• _Problem_
List each line of the data in which the string "area" appears.

╔══

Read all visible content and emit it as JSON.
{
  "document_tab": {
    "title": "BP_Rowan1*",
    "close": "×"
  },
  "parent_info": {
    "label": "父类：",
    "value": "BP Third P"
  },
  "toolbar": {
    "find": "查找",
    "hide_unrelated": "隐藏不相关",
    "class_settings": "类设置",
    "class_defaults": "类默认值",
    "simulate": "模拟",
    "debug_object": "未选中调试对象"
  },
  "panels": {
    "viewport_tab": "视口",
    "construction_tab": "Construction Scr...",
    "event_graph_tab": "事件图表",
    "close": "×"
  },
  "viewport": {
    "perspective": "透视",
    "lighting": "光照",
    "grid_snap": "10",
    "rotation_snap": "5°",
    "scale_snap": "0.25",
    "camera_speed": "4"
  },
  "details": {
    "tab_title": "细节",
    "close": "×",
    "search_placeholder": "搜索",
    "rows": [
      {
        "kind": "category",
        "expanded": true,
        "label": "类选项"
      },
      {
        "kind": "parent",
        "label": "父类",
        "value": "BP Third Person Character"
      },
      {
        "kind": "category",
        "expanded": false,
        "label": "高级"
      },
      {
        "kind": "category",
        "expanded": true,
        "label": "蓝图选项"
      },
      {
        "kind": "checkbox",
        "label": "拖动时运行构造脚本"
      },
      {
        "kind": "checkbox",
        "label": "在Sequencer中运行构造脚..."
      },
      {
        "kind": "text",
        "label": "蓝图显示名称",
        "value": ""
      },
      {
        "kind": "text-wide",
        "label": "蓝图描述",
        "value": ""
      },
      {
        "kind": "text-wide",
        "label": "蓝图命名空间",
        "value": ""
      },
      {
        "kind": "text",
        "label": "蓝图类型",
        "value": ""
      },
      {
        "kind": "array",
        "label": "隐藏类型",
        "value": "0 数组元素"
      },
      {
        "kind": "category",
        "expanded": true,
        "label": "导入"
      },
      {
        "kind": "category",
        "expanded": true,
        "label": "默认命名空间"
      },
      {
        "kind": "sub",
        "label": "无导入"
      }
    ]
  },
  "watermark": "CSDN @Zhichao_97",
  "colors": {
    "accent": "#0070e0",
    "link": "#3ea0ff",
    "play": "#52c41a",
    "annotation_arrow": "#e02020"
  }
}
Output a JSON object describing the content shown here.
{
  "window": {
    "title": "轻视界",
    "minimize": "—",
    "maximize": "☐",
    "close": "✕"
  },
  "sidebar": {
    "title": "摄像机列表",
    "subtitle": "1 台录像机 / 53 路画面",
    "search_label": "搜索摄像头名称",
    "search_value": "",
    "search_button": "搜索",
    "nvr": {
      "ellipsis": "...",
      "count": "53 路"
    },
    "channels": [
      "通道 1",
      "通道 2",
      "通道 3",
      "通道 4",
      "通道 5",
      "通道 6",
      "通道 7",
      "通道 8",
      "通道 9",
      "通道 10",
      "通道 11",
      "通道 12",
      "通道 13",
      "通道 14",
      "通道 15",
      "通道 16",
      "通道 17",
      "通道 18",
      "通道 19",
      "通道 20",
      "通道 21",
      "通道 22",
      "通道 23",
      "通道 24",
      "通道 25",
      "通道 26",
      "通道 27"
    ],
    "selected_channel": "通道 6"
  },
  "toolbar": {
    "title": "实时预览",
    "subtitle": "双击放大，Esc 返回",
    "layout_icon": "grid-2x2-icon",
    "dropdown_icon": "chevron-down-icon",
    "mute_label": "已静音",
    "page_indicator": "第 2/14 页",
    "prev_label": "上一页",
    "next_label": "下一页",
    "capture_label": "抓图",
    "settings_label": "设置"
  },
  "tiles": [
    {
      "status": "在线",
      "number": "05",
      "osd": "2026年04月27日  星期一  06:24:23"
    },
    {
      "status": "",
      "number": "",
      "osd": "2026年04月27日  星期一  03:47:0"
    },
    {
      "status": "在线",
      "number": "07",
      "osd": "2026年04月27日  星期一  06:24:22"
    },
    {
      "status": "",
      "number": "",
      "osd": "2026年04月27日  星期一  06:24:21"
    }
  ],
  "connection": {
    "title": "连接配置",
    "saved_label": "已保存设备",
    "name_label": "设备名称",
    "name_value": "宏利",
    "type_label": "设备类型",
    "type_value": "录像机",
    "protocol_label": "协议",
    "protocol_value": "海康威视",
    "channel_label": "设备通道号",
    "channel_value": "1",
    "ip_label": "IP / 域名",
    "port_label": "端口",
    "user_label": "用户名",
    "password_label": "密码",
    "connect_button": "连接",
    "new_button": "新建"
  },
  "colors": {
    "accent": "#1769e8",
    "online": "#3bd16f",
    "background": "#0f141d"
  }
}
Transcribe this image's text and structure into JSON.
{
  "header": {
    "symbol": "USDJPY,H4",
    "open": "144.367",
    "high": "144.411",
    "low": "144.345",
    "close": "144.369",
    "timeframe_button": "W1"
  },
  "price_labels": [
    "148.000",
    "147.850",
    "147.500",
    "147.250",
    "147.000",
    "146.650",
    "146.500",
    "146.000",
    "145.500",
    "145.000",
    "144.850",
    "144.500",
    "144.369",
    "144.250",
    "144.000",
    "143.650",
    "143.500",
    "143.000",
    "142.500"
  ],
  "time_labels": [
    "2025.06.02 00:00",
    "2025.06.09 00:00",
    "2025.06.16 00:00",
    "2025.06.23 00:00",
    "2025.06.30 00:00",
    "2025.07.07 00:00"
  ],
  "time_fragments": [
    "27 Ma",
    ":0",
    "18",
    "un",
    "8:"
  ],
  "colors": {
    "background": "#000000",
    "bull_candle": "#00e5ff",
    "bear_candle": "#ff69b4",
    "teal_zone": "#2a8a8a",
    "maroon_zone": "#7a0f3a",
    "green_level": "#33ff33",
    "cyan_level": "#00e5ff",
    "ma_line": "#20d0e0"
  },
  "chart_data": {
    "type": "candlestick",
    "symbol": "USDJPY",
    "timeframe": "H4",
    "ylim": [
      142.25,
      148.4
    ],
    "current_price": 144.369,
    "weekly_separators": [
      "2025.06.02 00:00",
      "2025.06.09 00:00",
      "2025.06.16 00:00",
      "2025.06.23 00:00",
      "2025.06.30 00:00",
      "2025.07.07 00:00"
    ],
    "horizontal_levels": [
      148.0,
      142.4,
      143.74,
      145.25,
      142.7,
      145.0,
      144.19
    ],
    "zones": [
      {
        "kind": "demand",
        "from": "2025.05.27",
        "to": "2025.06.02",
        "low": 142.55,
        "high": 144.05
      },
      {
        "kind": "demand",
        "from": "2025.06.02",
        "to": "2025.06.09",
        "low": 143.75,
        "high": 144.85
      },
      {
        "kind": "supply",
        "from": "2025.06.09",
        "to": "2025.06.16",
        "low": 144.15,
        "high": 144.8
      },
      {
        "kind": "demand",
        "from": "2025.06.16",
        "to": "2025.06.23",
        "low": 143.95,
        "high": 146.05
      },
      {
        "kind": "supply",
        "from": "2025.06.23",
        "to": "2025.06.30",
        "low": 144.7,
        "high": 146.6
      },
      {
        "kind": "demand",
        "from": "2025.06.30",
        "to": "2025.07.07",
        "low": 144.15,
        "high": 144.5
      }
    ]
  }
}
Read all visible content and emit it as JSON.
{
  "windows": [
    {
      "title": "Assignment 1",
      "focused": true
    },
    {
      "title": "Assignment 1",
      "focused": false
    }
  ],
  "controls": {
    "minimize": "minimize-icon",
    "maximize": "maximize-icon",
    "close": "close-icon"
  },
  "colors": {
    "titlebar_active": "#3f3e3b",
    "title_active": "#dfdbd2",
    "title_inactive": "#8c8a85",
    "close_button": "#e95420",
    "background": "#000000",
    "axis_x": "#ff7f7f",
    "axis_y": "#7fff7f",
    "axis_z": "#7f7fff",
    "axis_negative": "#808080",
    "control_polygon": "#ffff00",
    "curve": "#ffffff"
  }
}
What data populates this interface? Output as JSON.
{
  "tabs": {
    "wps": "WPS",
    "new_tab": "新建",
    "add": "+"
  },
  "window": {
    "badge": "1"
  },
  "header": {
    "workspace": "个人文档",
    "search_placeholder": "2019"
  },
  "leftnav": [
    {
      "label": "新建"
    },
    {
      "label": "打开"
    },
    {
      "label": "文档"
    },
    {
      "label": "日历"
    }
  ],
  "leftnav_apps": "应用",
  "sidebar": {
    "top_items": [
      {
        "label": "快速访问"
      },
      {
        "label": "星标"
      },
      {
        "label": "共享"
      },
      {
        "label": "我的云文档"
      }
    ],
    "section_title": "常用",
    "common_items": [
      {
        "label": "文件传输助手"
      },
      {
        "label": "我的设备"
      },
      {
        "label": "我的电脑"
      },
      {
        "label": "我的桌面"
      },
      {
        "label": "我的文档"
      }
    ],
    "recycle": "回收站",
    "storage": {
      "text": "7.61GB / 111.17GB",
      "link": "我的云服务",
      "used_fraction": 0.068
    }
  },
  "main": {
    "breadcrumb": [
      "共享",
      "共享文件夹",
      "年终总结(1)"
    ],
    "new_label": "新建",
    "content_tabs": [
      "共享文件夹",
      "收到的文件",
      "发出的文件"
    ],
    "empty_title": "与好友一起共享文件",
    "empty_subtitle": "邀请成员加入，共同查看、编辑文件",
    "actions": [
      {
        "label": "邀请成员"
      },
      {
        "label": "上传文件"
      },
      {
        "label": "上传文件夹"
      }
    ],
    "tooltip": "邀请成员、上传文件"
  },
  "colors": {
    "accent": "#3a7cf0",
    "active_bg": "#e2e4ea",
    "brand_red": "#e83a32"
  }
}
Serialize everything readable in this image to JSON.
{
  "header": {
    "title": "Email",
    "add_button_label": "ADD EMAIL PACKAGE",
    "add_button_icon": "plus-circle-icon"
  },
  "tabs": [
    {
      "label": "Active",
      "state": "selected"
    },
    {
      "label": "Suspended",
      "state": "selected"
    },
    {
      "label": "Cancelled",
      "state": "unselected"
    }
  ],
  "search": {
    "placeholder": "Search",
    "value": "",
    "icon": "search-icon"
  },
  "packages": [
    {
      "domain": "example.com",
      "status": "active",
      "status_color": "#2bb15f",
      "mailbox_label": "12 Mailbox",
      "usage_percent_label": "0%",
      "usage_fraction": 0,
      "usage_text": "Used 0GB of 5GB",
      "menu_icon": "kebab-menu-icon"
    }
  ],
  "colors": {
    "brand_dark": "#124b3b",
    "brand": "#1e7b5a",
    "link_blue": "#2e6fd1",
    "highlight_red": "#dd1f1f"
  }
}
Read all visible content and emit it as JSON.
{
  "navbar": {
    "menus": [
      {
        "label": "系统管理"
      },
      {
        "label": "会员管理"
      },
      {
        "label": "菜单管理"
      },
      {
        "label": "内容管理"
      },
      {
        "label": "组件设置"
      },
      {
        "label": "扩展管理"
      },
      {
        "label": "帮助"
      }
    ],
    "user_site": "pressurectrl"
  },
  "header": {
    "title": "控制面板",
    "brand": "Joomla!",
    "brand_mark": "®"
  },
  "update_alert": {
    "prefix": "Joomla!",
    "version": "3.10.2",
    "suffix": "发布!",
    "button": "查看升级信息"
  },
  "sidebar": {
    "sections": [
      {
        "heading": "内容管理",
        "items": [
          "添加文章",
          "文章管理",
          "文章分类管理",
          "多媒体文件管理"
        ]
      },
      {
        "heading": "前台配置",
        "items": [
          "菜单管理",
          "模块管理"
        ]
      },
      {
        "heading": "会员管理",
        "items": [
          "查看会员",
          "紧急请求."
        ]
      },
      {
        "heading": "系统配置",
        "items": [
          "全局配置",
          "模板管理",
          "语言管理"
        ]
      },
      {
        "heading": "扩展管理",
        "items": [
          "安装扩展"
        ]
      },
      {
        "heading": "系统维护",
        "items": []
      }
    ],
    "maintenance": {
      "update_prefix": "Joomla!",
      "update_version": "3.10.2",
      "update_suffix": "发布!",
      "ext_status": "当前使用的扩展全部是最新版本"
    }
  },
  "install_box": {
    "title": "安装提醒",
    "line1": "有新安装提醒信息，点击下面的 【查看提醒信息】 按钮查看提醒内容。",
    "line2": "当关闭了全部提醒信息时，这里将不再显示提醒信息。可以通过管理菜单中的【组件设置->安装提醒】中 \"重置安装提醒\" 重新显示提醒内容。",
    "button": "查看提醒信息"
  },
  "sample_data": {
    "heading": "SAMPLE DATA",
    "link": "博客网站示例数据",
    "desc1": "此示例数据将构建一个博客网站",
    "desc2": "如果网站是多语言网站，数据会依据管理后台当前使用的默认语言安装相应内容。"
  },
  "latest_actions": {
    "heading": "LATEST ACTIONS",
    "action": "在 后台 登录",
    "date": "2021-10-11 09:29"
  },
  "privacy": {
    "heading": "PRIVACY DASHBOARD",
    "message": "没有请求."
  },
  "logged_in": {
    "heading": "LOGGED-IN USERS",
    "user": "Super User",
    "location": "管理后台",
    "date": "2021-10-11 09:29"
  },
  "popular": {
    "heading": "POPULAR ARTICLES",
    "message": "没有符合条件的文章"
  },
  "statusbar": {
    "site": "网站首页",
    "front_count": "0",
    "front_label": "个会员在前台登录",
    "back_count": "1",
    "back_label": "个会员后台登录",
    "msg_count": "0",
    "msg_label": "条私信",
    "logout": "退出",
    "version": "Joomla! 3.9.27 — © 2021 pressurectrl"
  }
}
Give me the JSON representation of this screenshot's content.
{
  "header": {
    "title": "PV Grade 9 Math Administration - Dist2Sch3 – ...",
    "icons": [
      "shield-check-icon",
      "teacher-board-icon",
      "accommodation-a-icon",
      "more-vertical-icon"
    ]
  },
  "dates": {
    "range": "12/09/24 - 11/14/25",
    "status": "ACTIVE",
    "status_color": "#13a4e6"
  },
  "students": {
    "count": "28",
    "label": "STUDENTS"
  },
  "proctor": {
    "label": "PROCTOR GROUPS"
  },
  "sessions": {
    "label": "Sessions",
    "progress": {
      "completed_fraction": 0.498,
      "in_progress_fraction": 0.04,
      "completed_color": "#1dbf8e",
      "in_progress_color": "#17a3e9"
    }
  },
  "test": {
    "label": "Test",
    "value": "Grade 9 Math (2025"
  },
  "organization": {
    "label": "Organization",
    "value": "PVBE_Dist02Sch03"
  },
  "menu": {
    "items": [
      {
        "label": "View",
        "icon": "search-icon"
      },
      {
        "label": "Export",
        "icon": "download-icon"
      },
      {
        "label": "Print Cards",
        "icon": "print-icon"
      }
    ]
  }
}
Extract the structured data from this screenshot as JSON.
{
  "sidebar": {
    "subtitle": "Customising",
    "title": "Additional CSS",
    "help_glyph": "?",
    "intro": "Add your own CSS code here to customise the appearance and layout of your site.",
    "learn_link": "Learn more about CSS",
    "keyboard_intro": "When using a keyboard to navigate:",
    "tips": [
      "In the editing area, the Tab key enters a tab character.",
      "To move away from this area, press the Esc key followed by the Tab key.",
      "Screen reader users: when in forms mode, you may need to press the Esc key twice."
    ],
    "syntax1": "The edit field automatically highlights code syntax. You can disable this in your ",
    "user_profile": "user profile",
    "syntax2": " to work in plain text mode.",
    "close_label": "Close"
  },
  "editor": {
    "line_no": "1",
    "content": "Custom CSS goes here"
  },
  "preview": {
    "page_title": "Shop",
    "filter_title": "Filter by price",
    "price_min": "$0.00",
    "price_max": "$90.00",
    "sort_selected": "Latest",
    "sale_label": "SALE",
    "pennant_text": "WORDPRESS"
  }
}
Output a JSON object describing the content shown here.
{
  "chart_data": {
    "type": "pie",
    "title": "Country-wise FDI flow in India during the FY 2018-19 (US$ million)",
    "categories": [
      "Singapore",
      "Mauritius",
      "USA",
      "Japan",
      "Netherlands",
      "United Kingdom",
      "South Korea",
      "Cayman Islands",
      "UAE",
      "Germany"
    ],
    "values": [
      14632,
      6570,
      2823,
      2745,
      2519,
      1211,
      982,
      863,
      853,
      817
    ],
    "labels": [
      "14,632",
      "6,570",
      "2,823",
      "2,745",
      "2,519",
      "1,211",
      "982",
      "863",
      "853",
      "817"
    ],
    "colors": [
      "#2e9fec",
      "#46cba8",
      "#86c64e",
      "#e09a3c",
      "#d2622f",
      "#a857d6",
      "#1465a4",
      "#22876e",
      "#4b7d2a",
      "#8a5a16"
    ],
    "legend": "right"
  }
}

╚══

• _Answer to the problem_
      "In the editing area, the Tab key enters a tab character.",
      "To move away from this area, press the Esc key followed by the Tab key.",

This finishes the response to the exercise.